OBJECTIVE:
Take the line that contains "OCR this image." as the first line and the final line of the records as the last; return exactly those lines and the lines between.

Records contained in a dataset
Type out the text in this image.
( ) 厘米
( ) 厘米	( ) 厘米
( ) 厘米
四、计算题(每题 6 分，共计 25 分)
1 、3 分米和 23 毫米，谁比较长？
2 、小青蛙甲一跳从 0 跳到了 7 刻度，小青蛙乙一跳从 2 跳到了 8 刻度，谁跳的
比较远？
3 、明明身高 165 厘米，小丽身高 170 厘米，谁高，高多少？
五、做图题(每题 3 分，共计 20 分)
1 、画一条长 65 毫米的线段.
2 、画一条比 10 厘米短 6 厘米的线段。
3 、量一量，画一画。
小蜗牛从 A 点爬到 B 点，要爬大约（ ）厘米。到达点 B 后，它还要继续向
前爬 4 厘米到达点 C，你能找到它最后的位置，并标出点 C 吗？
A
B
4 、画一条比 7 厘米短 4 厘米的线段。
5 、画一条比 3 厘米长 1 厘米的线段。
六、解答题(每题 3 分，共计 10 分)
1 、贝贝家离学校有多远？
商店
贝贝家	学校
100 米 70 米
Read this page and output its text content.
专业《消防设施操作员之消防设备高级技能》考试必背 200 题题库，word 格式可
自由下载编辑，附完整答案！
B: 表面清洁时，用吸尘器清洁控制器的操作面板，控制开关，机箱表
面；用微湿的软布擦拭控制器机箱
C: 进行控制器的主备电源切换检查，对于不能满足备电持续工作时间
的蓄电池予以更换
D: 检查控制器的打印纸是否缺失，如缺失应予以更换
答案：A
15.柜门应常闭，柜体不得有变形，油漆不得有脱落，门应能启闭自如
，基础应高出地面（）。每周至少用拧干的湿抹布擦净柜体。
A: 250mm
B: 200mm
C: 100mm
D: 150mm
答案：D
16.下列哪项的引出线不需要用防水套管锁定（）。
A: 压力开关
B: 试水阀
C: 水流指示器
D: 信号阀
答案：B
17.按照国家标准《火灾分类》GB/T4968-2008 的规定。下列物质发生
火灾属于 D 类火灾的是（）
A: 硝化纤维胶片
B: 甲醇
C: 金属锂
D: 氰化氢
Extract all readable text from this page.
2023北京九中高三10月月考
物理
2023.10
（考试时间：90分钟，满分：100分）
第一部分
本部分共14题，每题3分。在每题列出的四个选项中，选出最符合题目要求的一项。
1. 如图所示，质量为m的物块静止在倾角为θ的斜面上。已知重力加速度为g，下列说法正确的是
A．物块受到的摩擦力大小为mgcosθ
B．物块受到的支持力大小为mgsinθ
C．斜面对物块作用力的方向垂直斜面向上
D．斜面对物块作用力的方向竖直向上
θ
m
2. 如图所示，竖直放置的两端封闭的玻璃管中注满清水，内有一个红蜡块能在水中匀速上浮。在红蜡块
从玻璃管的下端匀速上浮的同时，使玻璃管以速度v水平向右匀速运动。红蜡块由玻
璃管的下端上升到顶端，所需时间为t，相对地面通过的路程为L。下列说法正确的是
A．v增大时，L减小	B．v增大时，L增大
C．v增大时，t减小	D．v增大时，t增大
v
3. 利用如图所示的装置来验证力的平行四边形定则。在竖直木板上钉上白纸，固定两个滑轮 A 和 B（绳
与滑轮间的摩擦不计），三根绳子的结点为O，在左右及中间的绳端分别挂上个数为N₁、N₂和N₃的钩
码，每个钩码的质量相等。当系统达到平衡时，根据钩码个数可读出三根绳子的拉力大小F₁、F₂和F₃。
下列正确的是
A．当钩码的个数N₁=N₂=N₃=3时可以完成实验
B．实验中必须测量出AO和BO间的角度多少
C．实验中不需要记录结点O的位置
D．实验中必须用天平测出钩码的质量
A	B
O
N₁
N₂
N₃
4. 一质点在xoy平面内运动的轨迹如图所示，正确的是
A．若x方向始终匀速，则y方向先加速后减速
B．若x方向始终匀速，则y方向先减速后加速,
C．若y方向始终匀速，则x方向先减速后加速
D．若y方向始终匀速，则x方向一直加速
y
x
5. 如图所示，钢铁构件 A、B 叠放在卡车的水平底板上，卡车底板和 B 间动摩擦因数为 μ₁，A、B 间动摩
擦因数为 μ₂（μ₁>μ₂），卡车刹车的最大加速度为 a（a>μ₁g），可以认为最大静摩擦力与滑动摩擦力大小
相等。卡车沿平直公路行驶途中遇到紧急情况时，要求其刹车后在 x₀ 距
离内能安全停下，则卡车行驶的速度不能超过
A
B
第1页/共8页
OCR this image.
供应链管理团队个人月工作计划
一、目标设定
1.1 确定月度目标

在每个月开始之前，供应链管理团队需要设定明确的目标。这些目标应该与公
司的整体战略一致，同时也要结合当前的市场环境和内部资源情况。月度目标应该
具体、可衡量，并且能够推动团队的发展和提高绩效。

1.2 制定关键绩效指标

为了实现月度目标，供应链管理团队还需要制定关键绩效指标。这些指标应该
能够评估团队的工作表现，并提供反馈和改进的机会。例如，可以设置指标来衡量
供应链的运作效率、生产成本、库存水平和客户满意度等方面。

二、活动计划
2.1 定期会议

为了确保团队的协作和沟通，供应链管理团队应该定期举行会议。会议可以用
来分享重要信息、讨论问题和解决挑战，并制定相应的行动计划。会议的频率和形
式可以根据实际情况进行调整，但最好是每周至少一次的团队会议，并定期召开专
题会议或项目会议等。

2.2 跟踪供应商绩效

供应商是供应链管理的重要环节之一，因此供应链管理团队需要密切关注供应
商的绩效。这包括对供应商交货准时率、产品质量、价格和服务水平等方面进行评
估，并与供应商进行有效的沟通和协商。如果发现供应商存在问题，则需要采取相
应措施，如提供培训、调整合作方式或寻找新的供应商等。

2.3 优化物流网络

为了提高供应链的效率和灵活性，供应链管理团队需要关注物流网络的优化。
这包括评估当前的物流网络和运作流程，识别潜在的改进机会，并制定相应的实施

TASK SOLUTION:
OCR this image.
供应链管理团队个人月工作计划
一、目标设定
1.1 确定月度目标

在每个月开始之前，供应链管理团队需要设定明确的目标。这些目标应该与公
司的整体战略一致，同时也要结合当前的市场环境和内部资源情况。月度目标应该
具体、可衡量，并且能够推动团队的发展和提高绩效。

1.2 制定关键绩效指标

为了实现月度目标，供应链管理团队还需要制定关键绩效指标。这些指标应该
能够评估团队的工作表现，并提供反馈和改进的机会。例如，可以设置指标来衡量
供应链的运作效率、生产成本、库存水平和客户满意度等方面。

二、活动计划
2.1 定期会议

为了确保团队的协作和沟通，供应链管理团队应该定期举行会议。会议可以用
来分享重要信息、讨论问题和解决挑战，并制定相应的行动计划。会议的频率和形
式可以根据实际情况进行调整，但最好是每周至少一次的团队会议，并定期召开专
题会议或项目会议等。

2.2 跟踪供应商绩效

供应商是供应链管理的重要环节之一，因此供应链管理团队需要密切关注供应
商的绩效。这包括对供应商交货准时率、产品质量、价格和服务水平等方面进行评
估，并与供应商进行有效的沟通和协商。如果发现供应商存在问题，则需要采取相
应措施，如提供培训、调整合作方式或寻找新的供应商等。

2.3 优化物流网络

为了提高供应链的效率和灵活性，供应链管理团队需要关注物流网络的优化。
这包括评估当前的物流网络和运作流程，识别潜在的改进机会，并制定相应的实施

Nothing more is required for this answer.